• [Collection entries]:
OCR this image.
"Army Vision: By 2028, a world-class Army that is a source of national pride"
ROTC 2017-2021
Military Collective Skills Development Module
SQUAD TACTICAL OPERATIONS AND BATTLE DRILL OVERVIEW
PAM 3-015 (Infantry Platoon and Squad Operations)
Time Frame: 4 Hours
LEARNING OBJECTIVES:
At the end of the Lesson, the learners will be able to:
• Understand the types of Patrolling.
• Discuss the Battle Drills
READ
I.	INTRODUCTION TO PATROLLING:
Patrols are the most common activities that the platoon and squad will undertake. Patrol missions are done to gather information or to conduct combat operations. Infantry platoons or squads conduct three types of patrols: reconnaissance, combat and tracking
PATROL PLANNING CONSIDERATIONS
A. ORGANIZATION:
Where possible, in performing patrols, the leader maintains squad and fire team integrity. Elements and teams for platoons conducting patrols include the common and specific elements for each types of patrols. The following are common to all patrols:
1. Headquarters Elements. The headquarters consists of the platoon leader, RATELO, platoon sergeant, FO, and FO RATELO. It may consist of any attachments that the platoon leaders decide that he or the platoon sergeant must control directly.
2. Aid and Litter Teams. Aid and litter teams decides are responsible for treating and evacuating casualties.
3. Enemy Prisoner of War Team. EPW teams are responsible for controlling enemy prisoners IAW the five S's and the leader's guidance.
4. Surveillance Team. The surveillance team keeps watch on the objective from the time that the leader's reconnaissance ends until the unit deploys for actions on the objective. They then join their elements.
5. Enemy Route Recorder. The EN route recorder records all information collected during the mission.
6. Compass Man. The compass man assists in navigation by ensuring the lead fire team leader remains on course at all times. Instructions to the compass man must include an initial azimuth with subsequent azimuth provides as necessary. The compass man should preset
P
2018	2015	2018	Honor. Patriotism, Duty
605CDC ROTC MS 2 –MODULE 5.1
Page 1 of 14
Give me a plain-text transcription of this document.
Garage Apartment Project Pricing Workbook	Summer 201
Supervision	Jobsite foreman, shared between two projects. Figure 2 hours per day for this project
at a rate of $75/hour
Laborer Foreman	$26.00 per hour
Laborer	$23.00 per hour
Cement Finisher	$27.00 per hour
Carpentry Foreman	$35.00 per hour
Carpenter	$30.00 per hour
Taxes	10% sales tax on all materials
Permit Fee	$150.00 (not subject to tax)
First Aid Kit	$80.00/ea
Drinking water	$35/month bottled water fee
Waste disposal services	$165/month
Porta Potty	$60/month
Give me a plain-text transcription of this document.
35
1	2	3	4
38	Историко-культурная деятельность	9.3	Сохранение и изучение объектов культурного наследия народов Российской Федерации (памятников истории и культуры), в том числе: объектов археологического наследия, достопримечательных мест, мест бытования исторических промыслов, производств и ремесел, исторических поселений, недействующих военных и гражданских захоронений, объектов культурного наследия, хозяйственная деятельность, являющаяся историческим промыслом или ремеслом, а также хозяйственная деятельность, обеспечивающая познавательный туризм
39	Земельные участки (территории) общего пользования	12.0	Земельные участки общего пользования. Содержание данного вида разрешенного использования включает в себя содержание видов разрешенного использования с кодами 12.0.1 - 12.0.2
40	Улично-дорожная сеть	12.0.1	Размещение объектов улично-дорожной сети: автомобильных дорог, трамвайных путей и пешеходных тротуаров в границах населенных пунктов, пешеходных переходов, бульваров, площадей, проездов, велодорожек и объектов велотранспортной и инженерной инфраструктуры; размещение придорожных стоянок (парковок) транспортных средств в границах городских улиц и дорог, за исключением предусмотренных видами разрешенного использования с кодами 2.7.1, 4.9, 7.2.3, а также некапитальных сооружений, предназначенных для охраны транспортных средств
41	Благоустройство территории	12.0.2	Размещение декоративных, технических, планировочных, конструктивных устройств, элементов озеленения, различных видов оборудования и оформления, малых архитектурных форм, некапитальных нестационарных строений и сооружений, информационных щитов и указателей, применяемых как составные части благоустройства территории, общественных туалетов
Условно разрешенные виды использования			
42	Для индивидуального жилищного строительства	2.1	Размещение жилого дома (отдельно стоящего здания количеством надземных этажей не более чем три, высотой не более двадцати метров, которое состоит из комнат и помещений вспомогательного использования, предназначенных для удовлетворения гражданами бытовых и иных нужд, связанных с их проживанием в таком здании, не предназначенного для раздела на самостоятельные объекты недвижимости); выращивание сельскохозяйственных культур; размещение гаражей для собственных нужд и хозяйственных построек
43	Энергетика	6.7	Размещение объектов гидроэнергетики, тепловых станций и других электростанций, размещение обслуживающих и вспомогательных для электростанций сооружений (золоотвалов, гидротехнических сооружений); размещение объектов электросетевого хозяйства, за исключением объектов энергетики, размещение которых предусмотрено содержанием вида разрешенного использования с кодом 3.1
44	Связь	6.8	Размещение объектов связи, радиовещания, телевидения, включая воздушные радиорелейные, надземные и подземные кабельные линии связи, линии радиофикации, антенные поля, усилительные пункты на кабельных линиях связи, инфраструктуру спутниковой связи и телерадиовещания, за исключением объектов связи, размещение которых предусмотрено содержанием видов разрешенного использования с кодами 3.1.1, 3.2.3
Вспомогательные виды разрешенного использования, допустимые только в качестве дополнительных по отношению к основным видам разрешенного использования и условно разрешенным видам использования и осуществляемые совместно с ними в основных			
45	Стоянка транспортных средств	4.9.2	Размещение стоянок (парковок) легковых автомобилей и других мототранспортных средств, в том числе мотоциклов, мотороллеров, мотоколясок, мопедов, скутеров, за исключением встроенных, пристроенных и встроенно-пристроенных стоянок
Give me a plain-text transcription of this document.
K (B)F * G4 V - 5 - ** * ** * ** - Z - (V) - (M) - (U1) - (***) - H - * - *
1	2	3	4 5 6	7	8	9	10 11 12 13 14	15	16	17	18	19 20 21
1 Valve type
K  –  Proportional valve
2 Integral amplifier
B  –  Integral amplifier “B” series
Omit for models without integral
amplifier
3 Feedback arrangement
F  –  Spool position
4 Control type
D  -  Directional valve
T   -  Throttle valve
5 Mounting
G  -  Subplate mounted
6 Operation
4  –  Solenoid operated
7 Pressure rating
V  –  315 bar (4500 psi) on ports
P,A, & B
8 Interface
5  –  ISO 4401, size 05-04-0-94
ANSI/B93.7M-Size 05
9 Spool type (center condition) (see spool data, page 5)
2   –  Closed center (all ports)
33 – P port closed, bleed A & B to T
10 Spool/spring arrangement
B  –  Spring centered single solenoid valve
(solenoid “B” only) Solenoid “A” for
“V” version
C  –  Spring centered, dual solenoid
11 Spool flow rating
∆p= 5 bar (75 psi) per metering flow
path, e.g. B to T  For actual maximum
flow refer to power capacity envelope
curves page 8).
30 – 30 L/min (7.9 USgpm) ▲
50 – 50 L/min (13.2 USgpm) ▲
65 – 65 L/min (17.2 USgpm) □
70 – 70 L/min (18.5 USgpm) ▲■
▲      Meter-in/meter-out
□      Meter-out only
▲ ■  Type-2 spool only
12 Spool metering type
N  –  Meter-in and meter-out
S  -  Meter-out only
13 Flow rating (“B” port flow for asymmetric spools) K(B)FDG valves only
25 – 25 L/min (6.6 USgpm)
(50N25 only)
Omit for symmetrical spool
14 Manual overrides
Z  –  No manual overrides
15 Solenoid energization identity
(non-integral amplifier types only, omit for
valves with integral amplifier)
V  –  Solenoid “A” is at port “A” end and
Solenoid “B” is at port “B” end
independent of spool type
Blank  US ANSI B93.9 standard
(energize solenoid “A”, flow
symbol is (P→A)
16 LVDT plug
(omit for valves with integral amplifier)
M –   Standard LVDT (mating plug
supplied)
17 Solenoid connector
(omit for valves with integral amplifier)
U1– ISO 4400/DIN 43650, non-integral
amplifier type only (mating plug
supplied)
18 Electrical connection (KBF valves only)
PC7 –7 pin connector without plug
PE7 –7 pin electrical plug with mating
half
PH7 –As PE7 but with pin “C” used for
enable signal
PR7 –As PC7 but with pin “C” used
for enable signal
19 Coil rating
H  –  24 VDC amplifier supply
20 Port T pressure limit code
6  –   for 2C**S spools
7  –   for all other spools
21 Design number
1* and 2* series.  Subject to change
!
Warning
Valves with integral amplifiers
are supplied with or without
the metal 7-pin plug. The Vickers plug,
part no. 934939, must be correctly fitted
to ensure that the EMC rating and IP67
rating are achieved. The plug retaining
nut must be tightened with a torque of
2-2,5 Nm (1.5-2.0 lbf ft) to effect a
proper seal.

• [PROBLEM DESCRIPTION]: Extract from the material all lines containing the string "information".

• [SOLUTION]:
Patrols are the most common activities that the platoon and squad will undertake. Patrol missions are done to gather information or to conduct combat operations. Infantry platoons or squads conduct three types of patrols: reconnaissance, combat and tracking
5. Enemy Route Recorder. The EN route recorder records all information collected during the mission.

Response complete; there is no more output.